Where a line in the listing below contains the word "heading", copy that line.

++++ DATA SECTION

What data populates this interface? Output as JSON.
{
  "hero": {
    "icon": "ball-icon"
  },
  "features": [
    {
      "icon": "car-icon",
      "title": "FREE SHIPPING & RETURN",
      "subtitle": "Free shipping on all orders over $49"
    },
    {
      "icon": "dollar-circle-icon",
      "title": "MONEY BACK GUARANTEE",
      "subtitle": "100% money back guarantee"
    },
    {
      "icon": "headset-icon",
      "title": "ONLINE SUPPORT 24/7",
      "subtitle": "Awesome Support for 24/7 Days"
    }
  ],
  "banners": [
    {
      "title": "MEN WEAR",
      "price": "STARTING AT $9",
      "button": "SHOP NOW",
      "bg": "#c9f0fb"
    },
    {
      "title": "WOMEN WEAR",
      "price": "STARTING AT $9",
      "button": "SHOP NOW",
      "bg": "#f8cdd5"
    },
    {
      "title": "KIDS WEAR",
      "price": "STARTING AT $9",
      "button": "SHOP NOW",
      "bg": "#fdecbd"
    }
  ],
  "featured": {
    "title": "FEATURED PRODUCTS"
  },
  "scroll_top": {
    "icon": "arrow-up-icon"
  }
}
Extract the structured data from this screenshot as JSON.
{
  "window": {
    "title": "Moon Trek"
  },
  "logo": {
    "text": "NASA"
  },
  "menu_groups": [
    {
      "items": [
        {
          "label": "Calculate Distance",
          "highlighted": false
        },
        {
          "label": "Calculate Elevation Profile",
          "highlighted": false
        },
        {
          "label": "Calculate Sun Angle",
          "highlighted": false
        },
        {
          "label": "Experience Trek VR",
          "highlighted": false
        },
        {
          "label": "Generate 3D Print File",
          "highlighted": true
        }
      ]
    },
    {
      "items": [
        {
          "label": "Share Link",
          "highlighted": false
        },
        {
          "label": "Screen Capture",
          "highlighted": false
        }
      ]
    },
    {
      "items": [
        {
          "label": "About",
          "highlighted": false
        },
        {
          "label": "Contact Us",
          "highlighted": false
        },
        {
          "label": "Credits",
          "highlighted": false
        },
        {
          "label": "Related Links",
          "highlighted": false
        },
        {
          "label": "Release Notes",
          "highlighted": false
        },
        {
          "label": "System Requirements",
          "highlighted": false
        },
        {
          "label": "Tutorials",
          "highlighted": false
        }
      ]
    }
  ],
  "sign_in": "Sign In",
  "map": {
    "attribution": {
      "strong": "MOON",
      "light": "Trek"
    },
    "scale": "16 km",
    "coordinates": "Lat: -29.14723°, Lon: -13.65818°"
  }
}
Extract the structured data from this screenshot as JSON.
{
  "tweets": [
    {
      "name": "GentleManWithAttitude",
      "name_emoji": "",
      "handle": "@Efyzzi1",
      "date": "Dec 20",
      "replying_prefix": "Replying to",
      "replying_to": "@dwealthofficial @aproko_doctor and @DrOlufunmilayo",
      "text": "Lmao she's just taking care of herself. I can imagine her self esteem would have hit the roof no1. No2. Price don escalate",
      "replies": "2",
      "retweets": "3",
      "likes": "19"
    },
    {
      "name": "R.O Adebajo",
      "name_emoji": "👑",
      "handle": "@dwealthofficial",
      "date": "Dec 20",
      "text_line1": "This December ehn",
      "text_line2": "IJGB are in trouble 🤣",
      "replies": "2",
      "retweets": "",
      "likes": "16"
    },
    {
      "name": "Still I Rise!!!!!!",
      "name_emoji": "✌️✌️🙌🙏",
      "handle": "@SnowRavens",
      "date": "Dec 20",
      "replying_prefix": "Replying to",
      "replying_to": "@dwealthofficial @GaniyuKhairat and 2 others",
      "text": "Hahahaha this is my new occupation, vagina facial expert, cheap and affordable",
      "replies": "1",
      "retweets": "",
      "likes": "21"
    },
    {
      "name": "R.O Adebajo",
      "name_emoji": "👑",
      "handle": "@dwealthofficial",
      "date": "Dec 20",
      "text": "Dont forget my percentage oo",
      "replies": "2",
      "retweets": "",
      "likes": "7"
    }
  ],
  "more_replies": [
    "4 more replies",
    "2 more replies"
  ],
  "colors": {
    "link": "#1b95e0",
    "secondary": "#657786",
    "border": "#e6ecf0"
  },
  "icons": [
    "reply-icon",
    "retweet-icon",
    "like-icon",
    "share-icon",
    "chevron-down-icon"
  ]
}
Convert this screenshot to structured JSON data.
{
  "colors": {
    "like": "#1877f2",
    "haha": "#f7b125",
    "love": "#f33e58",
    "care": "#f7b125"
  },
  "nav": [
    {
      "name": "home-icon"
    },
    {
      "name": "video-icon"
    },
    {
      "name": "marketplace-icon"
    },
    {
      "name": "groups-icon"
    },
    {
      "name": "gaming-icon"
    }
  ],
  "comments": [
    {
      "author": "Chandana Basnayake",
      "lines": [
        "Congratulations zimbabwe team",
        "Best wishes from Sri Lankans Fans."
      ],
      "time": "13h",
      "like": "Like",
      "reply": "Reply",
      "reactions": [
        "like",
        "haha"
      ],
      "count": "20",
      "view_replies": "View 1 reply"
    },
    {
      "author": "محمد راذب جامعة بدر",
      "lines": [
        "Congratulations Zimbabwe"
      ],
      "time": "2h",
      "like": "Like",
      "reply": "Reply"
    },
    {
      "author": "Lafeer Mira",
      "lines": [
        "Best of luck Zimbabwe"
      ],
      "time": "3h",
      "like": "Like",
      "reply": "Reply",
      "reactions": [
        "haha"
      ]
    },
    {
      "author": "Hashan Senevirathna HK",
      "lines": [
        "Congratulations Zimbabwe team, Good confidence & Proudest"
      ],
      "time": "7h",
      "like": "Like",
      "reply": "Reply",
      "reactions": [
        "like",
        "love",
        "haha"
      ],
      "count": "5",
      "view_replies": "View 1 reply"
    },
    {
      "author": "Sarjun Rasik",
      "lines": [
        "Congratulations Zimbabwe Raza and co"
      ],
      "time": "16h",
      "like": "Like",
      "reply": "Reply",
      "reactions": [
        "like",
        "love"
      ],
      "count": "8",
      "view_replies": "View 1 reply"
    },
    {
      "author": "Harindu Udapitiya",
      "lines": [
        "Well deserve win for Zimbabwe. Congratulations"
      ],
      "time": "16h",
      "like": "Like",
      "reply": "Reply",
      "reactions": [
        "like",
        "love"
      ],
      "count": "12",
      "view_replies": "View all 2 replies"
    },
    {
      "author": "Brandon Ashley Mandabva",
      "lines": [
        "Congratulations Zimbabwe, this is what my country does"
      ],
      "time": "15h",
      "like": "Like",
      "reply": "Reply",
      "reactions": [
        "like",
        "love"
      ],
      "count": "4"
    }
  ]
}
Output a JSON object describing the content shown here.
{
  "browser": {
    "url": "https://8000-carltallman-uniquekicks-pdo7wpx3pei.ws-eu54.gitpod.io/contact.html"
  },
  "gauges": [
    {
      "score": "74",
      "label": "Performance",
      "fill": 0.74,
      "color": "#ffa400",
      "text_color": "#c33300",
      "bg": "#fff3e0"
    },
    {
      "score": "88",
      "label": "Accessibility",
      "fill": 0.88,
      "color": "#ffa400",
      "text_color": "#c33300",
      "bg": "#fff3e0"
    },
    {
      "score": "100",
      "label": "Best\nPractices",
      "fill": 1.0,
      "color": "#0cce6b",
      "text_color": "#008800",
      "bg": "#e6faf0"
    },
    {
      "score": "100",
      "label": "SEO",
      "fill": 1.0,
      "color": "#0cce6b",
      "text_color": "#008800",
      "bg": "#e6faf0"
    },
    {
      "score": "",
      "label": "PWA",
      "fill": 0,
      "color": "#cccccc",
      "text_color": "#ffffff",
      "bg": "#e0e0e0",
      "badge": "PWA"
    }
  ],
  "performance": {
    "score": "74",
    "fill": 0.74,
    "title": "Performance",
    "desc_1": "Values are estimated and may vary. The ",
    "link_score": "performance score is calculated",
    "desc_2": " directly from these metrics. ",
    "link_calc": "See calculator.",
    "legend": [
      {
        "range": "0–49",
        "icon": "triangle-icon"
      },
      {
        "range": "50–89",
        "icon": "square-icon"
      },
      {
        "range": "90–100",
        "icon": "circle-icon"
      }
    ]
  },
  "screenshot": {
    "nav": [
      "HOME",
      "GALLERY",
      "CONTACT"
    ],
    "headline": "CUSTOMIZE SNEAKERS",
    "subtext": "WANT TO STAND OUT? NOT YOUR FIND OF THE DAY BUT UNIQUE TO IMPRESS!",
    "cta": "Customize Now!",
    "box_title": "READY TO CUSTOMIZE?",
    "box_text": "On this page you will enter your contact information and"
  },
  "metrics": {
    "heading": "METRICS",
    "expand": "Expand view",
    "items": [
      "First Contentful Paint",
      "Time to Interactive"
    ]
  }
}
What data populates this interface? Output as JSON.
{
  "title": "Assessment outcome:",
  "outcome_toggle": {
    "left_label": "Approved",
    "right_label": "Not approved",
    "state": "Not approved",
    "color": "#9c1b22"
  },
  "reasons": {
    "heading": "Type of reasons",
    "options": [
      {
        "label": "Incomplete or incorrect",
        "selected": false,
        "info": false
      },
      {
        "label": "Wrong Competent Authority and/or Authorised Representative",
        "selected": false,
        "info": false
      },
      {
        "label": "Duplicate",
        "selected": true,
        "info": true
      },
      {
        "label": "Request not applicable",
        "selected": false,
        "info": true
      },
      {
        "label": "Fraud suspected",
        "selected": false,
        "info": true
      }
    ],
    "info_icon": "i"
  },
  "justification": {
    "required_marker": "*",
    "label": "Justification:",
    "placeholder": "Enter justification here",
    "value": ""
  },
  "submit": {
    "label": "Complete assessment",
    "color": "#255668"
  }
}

++++++++

*WRITTEN SOLUTION*
    "heading": "METRICS",
    "heading": "Type of reasons",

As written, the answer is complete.